[What this task involves] Answer with a single number, the count of lines holding the word "Pluie".

(Stored items from a collection)
**********
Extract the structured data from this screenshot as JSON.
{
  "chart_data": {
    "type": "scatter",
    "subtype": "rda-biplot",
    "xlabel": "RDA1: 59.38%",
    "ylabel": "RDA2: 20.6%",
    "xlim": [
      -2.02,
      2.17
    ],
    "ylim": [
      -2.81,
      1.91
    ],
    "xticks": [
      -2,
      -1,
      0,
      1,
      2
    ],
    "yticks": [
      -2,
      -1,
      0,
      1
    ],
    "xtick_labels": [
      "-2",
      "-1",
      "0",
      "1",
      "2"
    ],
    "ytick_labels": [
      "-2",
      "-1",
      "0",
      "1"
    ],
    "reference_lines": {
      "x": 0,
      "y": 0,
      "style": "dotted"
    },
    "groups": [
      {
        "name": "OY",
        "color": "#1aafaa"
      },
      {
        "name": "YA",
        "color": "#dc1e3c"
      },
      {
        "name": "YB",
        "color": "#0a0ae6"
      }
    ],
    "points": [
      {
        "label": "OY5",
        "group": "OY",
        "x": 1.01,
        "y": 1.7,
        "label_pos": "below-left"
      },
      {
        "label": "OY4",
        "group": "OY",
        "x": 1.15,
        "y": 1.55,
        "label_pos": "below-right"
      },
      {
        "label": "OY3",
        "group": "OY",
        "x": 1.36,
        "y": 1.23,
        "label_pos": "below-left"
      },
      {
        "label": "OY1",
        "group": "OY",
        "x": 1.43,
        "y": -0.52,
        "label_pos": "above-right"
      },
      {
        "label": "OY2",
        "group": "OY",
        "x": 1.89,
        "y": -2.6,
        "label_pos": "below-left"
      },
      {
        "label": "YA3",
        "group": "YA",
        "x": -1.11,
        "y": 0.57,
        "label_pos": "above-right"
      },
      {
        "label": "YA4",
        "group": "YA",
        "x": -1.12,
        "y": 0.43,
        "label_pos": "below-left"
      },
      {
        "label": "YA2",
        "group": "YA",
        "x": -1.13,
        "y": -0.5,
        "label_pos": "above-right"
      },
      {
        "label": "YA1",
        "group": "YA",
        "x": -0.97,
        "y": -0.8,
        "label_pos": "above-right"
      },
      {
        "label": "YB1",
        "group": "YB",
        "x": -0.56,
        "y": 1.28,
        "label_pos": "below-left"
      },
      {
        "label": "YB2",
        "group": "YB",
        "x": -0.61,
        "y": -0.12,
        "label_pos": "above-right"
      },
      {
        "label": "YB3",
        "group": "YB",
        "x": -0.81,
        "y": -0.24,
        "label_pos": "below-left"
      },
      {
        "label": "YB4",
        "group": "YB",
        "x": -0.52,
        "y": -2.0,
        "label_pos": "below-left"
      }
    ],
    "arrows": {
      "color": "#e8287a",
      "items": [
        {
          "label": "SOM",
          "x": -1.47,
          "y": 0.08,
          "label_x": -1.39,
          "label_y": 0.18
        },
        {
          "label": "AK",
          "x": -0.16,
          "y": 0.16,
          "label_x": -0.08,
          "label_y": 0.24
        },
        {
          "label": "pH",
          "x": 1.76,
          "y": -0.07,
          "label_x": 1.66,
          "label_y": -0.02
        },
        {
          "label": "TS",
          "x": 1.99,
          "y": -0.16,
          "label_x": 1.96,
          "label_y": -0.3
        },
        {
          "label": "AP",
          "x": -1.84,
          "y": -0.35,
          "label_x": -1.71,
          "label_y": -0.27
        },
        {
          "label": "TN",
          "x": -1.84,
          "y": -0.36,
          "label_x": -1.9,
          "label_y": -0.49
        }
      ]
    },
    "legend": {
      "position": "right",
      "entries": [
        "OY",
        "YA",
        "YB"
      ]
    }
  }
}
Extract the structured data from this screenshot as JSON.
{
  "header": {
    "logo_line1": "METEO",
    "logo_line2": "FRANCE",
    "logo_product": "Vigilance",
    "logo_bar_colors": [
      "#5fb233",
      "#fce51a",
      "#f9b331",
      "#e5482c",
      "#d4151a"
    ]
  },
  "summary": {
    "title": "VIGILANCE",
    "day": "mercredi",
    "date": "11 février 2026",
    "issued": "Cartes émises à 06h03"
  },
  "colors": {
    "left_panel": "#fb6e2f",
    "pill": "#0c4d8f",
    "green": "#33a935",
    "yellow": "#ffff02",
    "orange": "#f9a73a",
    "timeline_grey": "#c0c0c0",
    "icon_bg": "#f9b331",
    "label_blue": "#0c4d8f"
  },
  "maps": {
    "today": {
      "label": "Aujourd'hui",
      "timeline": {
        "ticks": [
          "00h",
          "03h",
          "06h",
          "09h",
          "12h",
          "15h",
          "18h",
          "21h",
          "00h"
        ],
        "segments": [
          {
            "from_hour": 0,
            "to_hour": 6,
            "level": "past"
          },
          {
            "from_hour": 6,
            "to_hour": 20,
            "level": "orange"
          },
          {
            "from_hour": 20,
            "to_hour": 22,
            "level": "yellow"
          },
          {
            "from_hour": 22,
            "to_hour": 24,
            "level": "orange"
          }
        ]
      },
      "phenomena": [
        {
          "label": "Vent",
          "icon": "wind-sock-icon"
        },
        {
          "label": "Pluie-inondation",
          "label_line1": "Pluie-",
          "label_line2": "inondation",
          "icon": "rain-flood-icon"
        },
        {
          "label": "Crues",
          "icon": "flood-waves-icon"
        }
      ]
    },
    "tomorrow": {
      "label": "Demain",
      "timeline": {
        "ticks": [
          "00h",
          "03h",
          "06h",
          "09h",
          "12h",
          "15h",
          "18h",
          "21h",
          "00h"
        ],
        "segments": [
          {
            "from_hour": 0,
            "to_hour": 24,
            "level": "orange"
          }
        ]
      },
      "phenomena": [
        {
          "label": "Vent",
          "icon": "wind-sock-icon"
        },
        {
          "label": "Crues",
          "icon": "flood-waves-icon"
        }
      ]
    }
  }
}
**********
[Finished answer] 2